• _WHAT YOU WILL DO_
Find each line with the string "explain" and copy it.

• _RECORDED DATA_
_____
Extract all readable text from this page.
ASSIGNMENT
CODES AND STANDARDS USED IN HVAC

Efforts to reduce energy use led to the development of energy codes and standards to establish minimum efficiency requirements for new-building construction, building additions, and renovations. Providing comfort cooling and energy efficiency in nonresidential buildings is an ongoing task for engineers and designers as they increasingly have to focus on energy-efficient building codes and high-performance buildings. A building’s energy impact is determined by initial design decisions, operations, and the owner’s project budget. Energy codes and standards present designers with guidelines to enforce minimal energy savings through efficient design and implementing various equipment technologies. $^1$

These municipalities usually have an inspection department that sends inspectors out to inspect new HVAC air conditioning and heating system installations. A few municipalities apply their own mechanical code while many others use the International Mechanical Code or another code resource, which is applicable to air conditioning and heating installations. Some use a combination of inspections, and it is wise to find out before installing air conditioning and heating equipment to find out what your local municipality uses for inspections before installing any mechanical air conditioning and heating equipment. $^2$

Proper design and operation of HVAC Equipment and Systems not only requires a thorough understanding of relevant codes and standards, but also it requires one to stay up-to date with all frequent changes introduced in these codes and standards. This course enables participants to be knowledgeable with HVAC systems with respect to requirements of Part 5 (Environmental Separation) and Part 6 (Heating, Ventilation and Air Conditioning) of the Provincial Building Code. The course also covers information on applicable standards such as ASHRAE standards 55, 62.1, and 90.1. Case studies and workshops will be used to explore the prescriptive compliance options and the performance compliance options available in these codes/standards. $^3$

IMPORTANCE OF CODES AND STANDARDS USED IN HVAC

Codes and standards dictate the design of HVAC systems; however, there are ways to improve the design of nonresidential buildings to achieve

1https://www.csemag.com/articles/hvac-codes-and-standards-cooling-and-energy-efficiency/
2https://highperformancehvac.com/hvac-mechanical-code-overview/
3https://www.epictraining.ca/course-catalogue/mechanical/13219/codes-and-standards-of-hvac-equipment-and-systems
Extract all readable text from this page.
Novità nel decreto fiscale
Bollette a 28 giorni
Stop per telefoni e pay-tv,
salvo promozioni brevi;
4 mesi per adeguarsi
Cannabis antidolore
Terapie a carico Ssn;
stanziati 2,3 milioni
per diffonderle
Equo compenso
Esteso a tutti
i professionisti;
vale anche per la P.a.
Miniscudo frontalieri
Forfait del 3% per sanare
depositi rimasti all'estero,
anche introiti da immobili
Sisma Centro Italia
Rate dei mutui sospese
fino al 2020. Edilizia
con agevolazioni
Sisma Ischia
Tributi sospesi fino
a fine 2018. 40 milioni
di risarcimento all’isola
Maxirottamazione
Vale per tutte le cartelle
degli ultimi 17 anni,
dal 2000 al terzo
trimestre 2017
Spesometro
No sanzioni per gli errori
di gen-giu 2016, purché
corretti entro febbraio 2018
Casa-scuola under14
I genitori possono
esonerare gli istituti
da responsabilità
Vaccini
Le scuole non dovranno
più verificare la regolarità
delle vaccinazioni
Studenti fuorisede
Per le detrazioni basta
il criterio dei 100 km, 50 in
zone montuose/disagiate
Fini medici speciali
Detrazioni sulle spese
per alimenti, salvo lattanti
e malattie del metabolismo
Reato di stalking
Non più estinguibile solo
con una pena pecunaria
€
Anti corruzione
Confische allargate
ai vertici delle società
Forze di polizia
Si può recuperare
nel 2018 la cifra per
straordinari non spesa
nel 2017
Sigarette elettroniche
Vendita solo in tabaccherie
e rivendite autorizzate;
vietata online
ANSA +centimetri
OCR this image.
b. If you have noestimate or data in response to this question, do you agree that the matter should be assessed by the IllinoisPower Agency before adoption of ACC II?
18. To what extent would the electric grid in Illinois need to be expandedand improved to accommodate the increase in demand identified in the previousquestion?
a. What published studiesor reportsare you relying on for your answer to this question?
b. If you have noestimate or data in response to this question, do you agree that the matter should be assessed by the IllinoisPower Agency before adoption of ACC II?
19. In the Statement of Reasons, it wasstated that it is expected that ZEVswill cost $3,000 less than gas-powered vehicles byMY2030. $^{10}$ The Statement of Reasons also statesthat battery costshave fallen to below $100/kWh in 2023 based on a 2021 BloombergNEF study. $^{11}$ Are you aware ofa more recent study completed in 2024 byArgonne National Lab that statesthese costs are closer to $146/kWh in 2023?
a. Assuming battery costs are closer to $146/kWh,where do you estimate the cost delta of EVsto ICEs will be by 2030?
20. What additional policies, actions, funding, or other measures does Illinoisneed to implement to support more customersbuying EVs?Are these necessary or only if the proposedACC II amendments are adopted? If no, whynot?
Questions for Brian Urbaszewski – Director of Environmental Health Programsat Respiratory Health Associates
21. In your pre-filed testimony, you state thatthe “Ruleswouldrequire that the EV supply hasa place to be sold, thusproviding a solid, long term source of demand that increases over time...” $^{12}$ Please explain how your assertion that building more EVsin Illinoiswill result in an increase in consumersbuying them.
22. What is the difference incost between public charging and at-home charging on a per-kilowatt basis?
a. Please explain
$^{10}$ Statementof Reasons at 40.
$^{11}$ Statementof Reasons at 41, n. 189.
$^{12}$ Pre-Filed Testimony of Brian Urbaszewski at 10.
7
_____
• _WORKED SOLUTION_
21. In your pre-filed testimony, you state thatthe “Ruleswouldrequire that the EV supply hasa place to be sold, thusproviding a solid, long term source of demand that increases over time...” $^{12}$ Please explain how your assertion that building more EVsin Illinoiswill result in an increase in consumersbuying them.
a. Please explain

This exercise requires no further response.